── Records shown ──
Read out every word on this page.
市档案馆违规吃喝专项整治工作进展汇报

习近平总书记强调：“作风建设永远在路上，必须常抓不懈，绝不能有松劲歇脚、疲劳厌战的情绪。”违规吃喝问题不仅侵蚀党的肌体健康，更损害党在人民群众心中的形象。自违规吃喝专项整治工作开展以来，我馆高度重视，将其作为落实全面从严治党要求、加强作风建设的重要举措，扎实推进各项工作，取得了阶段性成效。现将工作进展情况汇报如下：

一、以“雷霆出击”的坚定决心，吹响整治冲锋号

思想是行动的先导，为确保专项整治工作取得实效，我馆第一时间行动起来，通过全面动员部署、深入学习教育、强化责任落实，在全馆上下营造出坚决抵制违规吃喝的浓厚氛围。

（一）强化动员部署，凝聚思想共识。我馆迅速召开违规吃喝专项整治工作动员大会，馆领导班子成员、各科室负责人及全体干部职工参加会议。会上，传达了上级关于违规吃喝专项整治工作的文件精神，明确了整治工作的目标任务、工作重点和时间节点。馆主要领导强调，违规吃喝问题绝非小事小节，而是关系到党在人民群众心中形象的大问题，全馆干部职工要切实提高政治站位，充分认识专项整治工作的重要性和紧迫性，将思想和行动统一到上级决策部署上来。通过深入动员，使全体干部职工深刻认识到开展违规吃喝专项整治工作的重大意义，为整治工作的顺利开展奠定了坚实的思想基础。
───
= Your objective =
Write out every record verbatim.

= In response =
Read out every word on this page.
市档案馆违规吃喝专项整治工作进展汇报

习近平总书记强调：“作风建设永远在路上，必须常抓不懈，绝不能有松劲歇脚、疲劳厌战的情绪。”违规吃喝问题不仅侵蚀党的肌体健康，更损害党在人民群众心中的形象。自违规吃喝专项整治工作开展以来，我馆高度重视，将其作为落实全面从严治党要求、加强作风建设的重要举措，扎实推进各项工作，取得了阶段性成效。现将工作进展情况汇报如下：

一、以“雷霆出击”的坚定决心，吹响整治冲锋号

思想是行动的先导，为确保专项整治工作取得实效，我馆第一时间行动起来，通过全面动员部署、深入学习教育、强化责任落实，在全馆上下营造出坚决抵制违规吃喝的浓厚氛围。

（一）强化动员部署，凝聚思想共识。我馆迅速召开违规吃喝专项整治工作动员大会，馆领导班子成员、各科室负责人及全体干部职工参加会议。会上，传达了上级关于违规吃喝专项整治工作的文件精神，明确了整治工作的目标任务、工作重点和时间节点。馆主要领导强调，违规吃喝问题绝非小事小节，而是关系到党在人民群众心中形象的大问题，全馆干部职工要切实提高政治站位，充分认识专项整治工作的重要性和紧迫性，将思想和行动统一到上级决策部署上来。通过深入动员，使全体干部职工深刻认识到开展违规吃喝专项整治工作的重大意义，为整治工作的顺利开展奠定了坚实的思想基础。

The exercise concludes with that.